§ SHORT EXERCISE: In the records that follow, locate every line with "Wien" and extract it.

§ RECORDS TO USE:

--- begin ---

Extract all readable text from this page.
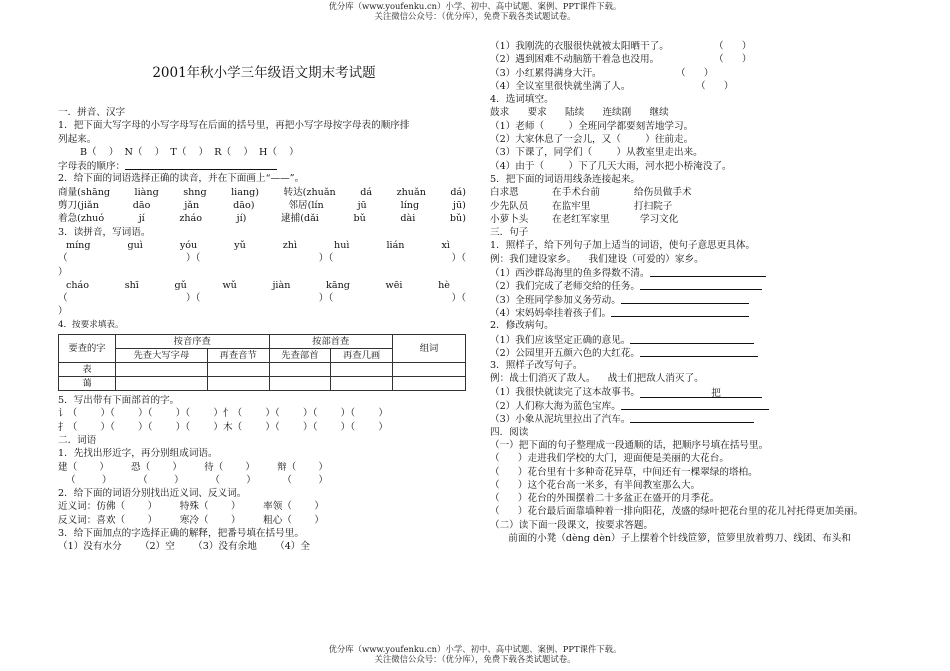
优分库（www.youfenku.cn）小学、初中、高中试题、案例、PPT课件下载。
关注微信公众号：（优分库），免费下载各类试题试卷。
2001年秋小学三年级语文期末考试题
一．拼音、汉字
1．把下面大写字母的小写字母写在后面的括号里，再把小写字母按字母表的顺序排
列起来。
B（    ）  N（    ）  T（    ）  R（    ）  H（    ）
字母表的顺序：
2．给下面的词语选择正确的读音，并在下面画上“——”。
商量(shāng	liàng	shng	liang)	转达(zhuǎn	dá	zhuǎn	dá)
剪刀(jiǎn	dāo	jǎn	dāo)	邻居(lín	jū	líng	jū)
着急(zhuó	jí	zháo	jí)	逮捕(dǎi	bǔ	dài	bǔ)
3．读拼音，写词语。
míng	guì	yóu	yǔ	zhì	huì	lián	xì
（	）（	）（	）（
）
cháo	shī	gǔ	wǔ	jiàn	kāng	wēi	hè
（	）（	）（	）（
）
4．按要求填表。
要查的字	按音序查		按部首查		组词
	先查大写字母	再查音节	先查部首	再查几画	
表					
蔼					
5．写出带有下面部首的字。
讠（ ）（ ）（ ）（ ）忄（ ）（ ）（ ）（ ）
扌（ ）（ ）（ ）（ ）木（ ）（ ）（ ）（ ）
二．词语
1．先找出形近字，再分别组成词语。
建（ ） 恐（ ） 待（ ） 辩（ ）
（	）	（	）	（	）	（	）
2．给下面的词语分别找出近义词、反义词。
近义词：仿佛（ ） 特殊（ ） 率领（ ）
反义词：喜欢（ ） 寒冷（ ） 粗心（ ）
3．给下面加点的字选择正确的解释，把番号填在括号里。
（1）没有水分      （2）空      （3）没有余地      （4）全
（1）我刚洗的衣服很快就被太阳晒干了。	（      ）
（2）遇到困难不动脑筋干着急也没用。	（      ）
（3）小红累得满身大汗。	（      ）
（4）全议室里很快就坐满了人。	（      ）
4．选词填空。
鼓求      要求      陆续      连续剧      继续
（1）老师（        ）全班同学都要刻苦地学习。
（2）大家休息了一会儿，又（        ）往前走。
（3）下课了，同学们（        ）从教室里走出来。
（4）由于（        ）下了几天大雨，河水把小桥淹没了。
5．把下面的词语用线条连接起来。
白求恩	在手术台前	给伤员做手术
少先队员 在监牢里	打扫院子
小萝卜头 在老红军家里	学习文化
三．句子
1．照样子，给下列句子加上适当的词语，使句子意思更具体。
例：我们建设家乡。    我们建设（可爱的）家乡。
（1）西沙群岛海里的鱼多得数不清。
（2）我们完成了老师交给的任务。
（3）全班同学参加义务劳动。
（4）宋妈妈牵挂着孩子们。
2．修改病句。
（1）我们应该坚定正确的意见。
（2）公园里开五颜六色的大红花。
3．照样子改写句子。
例：战士们消灭了敌人。    战士们把敌人消灭了。
（1）我很快就读完了这本故事书。	把
（2）人们称大海为蓝色宝库。
（3）小象从泥坑里拉出了汽车。
四．阅读
（一）把下面的句子整理成一段通顺的话，把顺序号填在括号里。
（      ）走进我们学校的大门，迎面便是美丽的大花台。
（      ）花台里有十多种奇花异草，中间还有一棵翠绿的塔柏。
（      ）这个花台高一米多，有半间教室那么大。
（      ）花台的外围摆着二十多盆正在盛开的月季花。
（      ）花台最后面靠墙种着一排向阳花，茂盛的绿叶把花台里的花儿衬托得更加美丽。
（二）读下面一段课文，按要求答题。
前面的小凳（dèng dèn）子上摆着个针线笸箩，笸箩里放着剪刀、线团、布头和
优分库（www.youfenku.cn）小学、初中、高中试题、案例、PPT课件下载。
关注微信公众号：（优分库），免费下载各类试题试卷。
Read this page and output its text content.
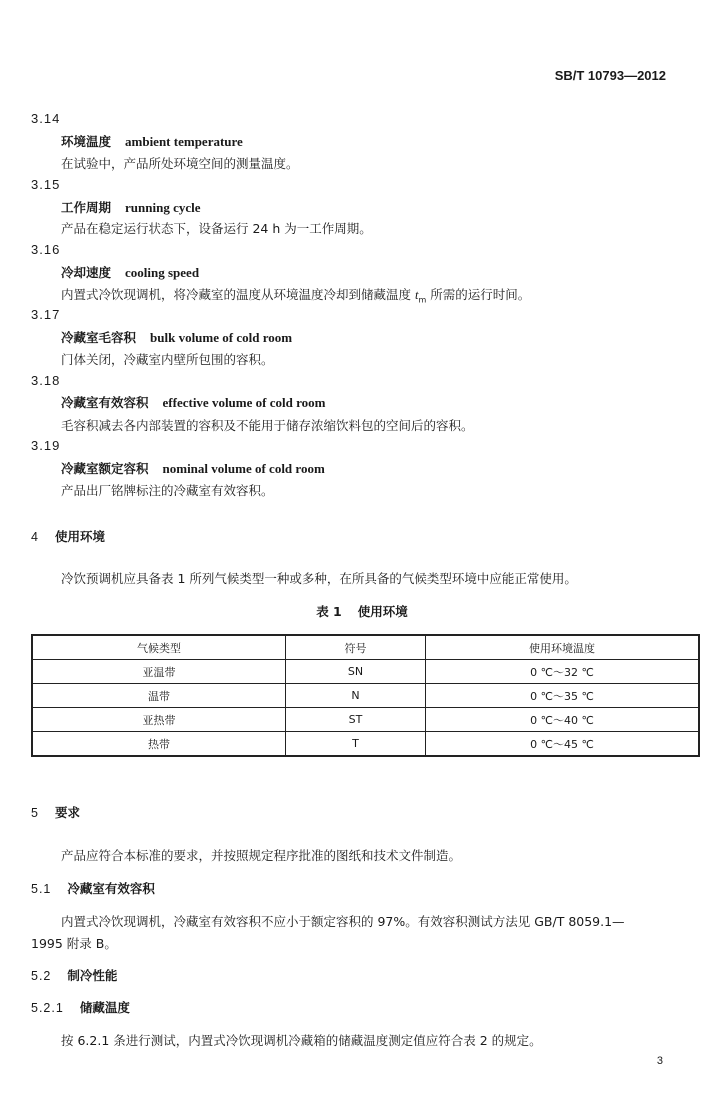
SB/T 10793—2012
3.14
环境温度 ambient temperature
在试验中，产品所处环境空间的测量温度。
3.15
工作周期 running cycle
产品在稳定运行状态下，设备运行 24 h 为一工作周期。
3.16
冷却速度 cooling speed
内置式冷饮现调机，将冷藏室的温度从环境温度冷却到储藏温度 $t_m$ 所需的运行时间。
3.17
冷藏室毛容积 bulk volume of cold room
门体关闭，冷藏室内壁所包围的容积。
3.18
冷藏室有效容积 effective volume of cold room
毛容积减去各内部装置的容积及不能用于储存浓缩饮料包的空间后的容积。
3.19
冷藏室额定容积 nominal volume of cold room
产品出厂铭牌标注的冷藏室有效容积。
4 使用环境
冷饮预调机应具备表 1 所列气候类型一种或多种，在所具备的气候类型环境中应能正常使用。
表 1 使用环境
气候类型	符号	使用环境温度
亚温带	SN	0 ℃～32 ℃
温带	N	0 ℃～35 ℃
亚热带	ST	0 ℃～40 ℃
热带	T	0 ℃～45 ℃
5 要求
产品应符合本标准的要求，并按照规定程序批准的图纸和技术文件制造。
5.1 冷藏室有效容积
内置式冷饮现调机，冷藏室有效容积不应小于额定容积的 97%。有效容积测试方法见 GB/T 8059.1—
1995 附录 B。
5.2 制冷性能
5.2.1 储藏温度
按 6.2.1 条进行测试，内置式冷饮现调机冷藏箱的储藏温度测定值应符合表 2 的规定。
3
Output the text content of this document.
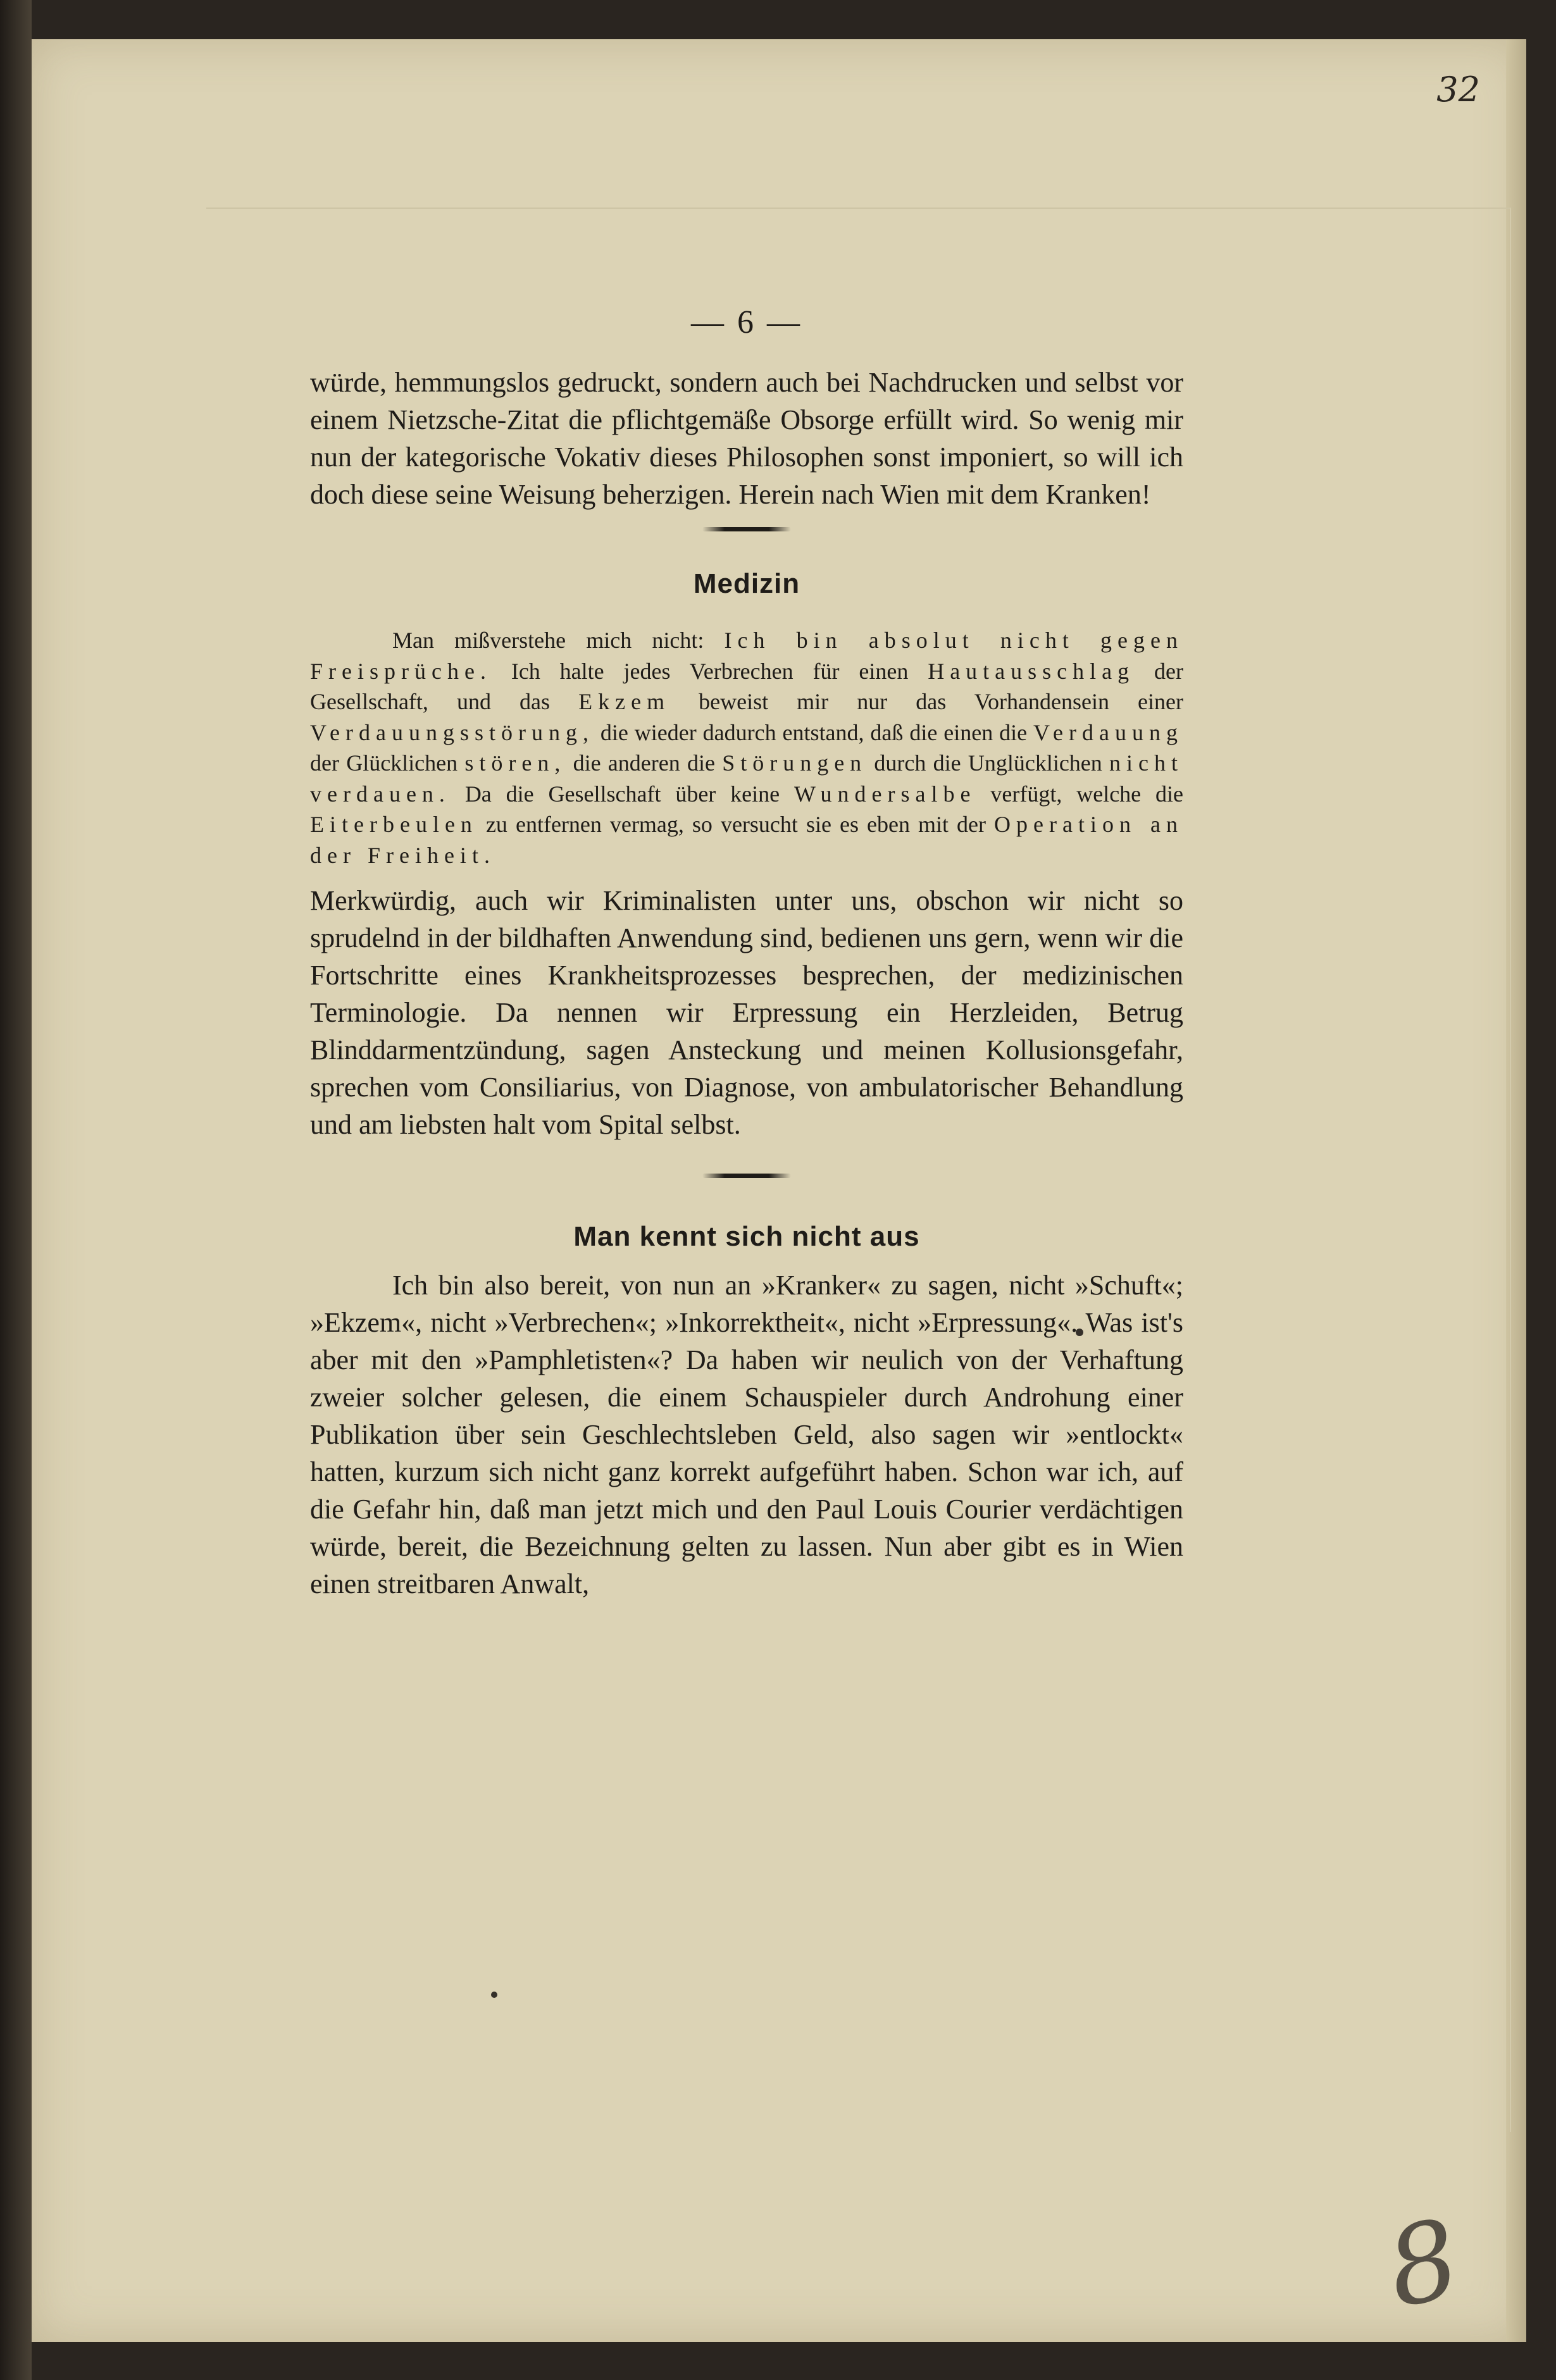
32
8
— 6 —

würde, hemmungslos gedruckt, sondern auch bei Nachdrucken und selbst vor einem Nietzsche-Zitat die pflichtgemäße Obsorge erfüllt wird. So wenig mir nun der kategorische Vokativ dieses Philosophen sonst imponiert, so will ich doch diese seine Weisung beherzigen. Herein nach Wien mit dem Kranken!

Medizin

Man mißverstehe mich nicht: Ich bin absolut nicht gegen Freisprüche. Ich halte jedes Verbrechen für einen Hautausschlag der Gesellschaft, und das Ekzem beweist mir nur das Vorhandensein einer Verdauungsstörung, die wieder dadurch entstand, daß die einen die Verdauung der Glücklichen stören, die anderen die Störungen durch die Unglücklichen nicht verdauen. Da die Gesellschaft über keine Wundersalbe verfügt, welche die Eiterbeulen zu entfernen vermag, so versucht sie es eben mit der Operation an der Freiheit.

Merkwürdig, auch wir Kriminalisten unter uns, obschon wir nicht so sprudelnd in der bildhaften Anwendung sind, bedienen uns gern, wenn wir die Fortschritte eines Krankheitsprozesses besprechen, der medizinischen Terminologie. Da nennen wir Erpressung ein Herzleiden, Betrug Blinddarmentzündung, sagen Ansteckung und meinen Kollusionsgefahr, sprechen vom Consiliarius, von Diagnose, von ambulatorischer Behandlung und am liebsten halt vom Spital selbst.

Man kennt sich nicht aus

Ich bin also bereit, von nun an »Kranker« zu sagen, nicht »Schuft«; »Ekzem«, nicht »Verbrechen«; »Inkorrektheit«, nicht »Erpressung«. Was ist's aber mit den »Pamphletisten«? Da haben wir neulich von der Verhaftung zweier solcher gelesen, die einem Schauspieler durch Androhung einer Publikation über sein Geschlechtsleben Geld, also sagen wir »entlockt« hatten, kurzum sich nicht ganz korrekt aufgeführt haben. Schon war ich, auf die Gefahr hin, daß man jetzt mich und den Paul Louis Courier verdächtigen würde, bereit, die Bezeichnung gelten zu lassen. Nun aber gibt es in Wien einen streitbaren Anwalt,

--- end ---

§ SOLUTION FOR THIS PROBLEM:
würde, hemmungslos gedruckt, sondern auch bei Nachdrucken und selbst vor einem Nietzsche-Zitat die pflichtgemäße Obsorge erfüllt wird. So wenig mir nun der kategorische Vokativ dieses Philosophen sonst imponiert, so will ich doch diese seine Weisung beherzigen. Herein nach Wien mit dem Kranken!
Ich bin also bereit, von nun an »Kranker« zu sagen, nicht »Schuft«; »Ekzem«, nicht »Verbrechen«; »Inkorrektheit«, nicht »Erpressung«. Was ist's aber mit den »Pamphletisten«? Da haben wir neulich von der Verhaftung zweier solcher gelesen, die einem Schauspieler durch Androhung einer Publikation über sein Geschlechtsleben Geld, also sagen wir »entlockt« hatten, kurzum sich nicht ganz korrekt aufgeführt haben. Schon war ich, auf die Gefahr hin, daß man jetzt mich und den Paul Louis Courier verdächtigen würde, bereit, die Bezeichnung gelten zu lassen. Nun aber gibt es in Wien einen streitbaren Anwalt,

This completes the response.